Records about charts and figures
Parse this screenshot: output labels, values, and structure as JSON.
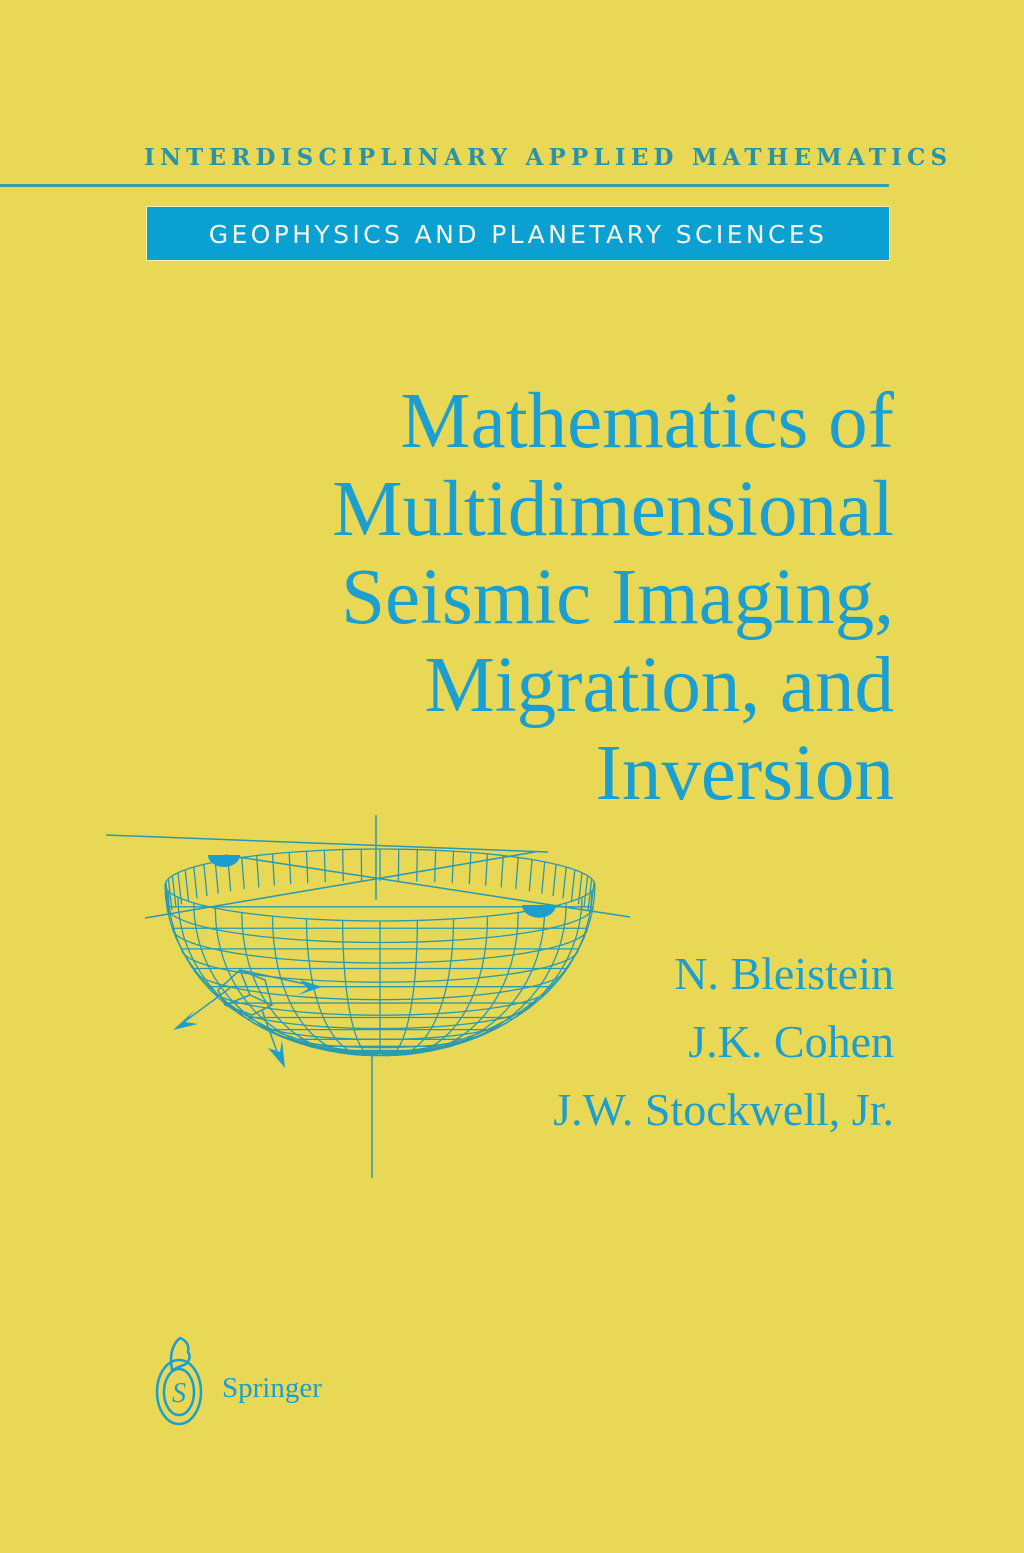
{
  "series": "INTERDISCIPLINARY APPLIED MATHEMATICS",
  "subseries": "GEOPHYSICS AND PLANETARY SCIENCES",
  "title_lines": [
    "Mathematics of",
    "Multidimensional",
    "Seismic Imaging,",
    "Migration, and",
    "Inversion"
  ],
  "authors": [
    "N. Bleistein",
    "J.K. Cohen",
    "J.W. Stockwell, Jr."
  ],
  "publisher": "Springer",
  "colors": {
    "background": "#e8d856",
    "accent": "#1a9fd0",
    "series_text": "#2a93a8",
    "mesh": "#2a9ab0"
  },
  "illustration": "hemispherical-mesh-bowl-icon",
  "logo": "springer-knight-logo-icon"
}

- **Requirements**:
Leave out the pictures and print every line of the data exactly.

- **Solved problem**:
Parse this screenshot: output labels, values, and structure as JSON.
{
  "series": "INTERDISCIPLINARY APPLIED MATHEMATICS",
  "subseries": "GEOPHYSICS AND PLANETARY SCIENCES",
  "title_lines": [
    "Mathematics of",
    "Multidimensional",
    "Seismic Imaging,",
    "Migration, and",
    "Inversion"
  ],
  "authors": [
    "N. Bleistein",
    "J.K. Cohen",
    "J.W. Stockwell, Jr."
  ],
  "publisher": "Springer",
  "colors": {
    "background": "#e8d856",
    "accent": "#1a9fd0",
    "series_text": "#2a93a8",
    "mesh": "#2a9ab0"
  },
  "illustration": "hemispherical-mesh-bowl-icon",
  "logo": "springer-knight-logo-icon"
}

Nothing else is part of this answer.